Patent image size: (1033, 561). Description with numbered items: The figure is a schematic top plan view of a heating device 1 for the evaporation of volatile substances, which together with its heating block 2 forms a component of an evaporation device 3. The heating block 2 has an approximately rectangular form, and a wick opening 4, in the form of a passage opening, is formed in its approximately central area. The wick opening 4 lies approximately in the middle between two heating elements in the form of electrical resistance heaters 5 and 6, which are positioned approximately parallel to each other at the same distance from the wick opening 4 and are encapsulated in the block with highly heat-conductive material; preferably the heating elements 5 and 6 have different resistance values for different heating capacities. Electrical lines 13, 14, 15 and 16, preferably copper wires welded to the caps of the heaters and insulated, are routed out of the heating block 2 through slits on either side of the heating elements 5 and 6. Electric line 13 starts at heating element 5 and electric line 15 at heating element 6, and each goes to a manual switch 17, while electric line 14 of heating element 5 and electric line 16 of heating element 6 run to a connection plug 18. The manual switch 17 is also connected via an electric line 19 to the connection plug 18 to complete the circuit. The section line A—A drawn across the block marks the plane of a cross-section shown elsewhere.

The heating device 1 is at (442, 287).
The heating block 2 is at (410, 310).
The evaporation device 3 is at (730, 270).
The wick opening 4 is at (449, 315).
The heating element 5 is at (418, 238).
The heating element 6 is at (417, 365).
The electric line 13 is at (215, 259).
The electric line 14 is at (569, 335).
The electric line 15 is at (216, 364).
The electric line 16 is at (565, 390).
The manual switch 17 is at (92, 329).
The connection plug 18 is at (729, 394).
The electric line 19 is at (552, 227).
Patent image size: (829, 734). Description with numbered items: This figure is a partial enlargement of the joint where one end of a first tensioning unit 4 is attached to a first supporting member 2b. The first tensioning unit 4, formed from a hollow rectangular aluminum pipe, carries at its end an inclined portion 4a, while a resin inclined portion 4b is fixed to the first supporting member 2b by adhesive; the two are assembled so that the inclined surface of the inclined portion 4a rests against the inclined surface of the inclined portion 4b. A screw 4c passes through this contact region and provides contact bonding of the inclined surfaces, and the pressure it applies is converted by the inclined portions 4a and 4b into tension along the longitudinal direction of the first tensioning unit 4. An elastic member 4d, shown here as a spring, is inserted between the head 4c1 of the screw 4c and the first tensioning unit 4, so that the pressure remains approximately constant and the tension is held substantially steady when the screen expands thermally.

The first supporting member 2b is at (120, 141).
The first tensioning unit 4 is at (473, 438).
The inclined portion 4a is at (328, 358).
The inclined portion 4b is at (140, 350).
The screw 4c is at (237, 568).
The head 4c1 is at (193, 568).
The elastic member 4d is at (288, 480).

◆ ◆ ◆

▸ Aim of the task
Please copy the data above exactly as it appears, every line included.

▸ Response below
Patent image size: (1033, 561). Description with numbered items: The figure is a schematic top plan view of a heating device 1 for the evaporation of volatile substances, which together with its heating block 2 forms a component of an evaporation device 3. The heating block 2 has an approximately rectangular form, and a wick opening 4, in the form of a passage opening, is formed in its approximately central area. The wick opening 4 lies approximately in the middle between two heating elements in the form of electrical resistance heaters 5 and 6, which are positioned approximately parallel to each other at the same distance from the wick opening 4 and are encapsulated in the block with highly heat-conductive material; preferably the heating elements 5 and 6 have different resistance values for different heating capacities. Electrical lines 13, 14, 15 and 16, preferably copper wires welded to the caps of the heaters and insulated, are routed out of the heating block 2 through slits on either side of the heating elements 5 and 6. Electric line 13 starts at heating element 5 and electric line 15 at heating element 6, and each goes to a manual switch 17, while electric line 14 of heating element 5 and electric line 16 of heating element 6 run to a connection plug 18. The manual switch 17 is also connected via an electric line 19 to the connection plug 18 to complete the circuit. The section line A—A drawn across the block marks the plane of a cross-section shown elsewhere.

The heating device 1 is at (442, 287).
The heating block 2 is at (410, 310).
The evaporation device 3 is at (730, 270).
The wick opening 4 is at (449, 315).
The heating element 5 is at (418, 238).
The heating element 6 is at (417, 365).
The electric line 13 is at (215, 259).
The electric line 14 is at (569, 335).
The electric line 15 is at (216, 364).
The electric line 16 is at (565, 390).
The manual switch 17 is at (92, 329).
The connection plug 18 is at (729, 394).
The electric line 19 is at (552, 227).
Patent image size: (829, 734). Description with numbered items: This figure is a partial enlargement of the joint where one end of a first tensioning unit 4 is attached to a first supporting member 2b. The first tensioning unit 4, formed from a hollow rectangular aluminum pipe, carries at its end an inclined portion 4a, while a resin inclined portion 4b is fixed to the first supporting member 2b by adhesive; the two are assembled so that the inclined surface of the inclined portion 4a rests against the inclined surface of the inclined portion 4b. A screw 4c passes through this contact region and provides contact bonding of the inclined surfaces, and the pressure it applies is converted by the inclined portions 4a and 4b into tension along the longitudinal direction of the first tensioning unit 4. An elastic member 4d, shown here as a spring, is inserted between the head 4c1 of the screw 4c and the first tensioning unit 4, so that the pressure remains approximately constant and the tension is held substantially steady when the screen expands thermally.

The first supporting member 2b is at (120, 141).
The first tensioning unit 4 is at (473, 438).
The inclined portion 4a is at (328, 358).
The inclined portion 4b is at (140, 350).
The screw 4c is at (237, 568).
The head 4c1 is at (193, 568).
The elastic member 4d is at (288, 480).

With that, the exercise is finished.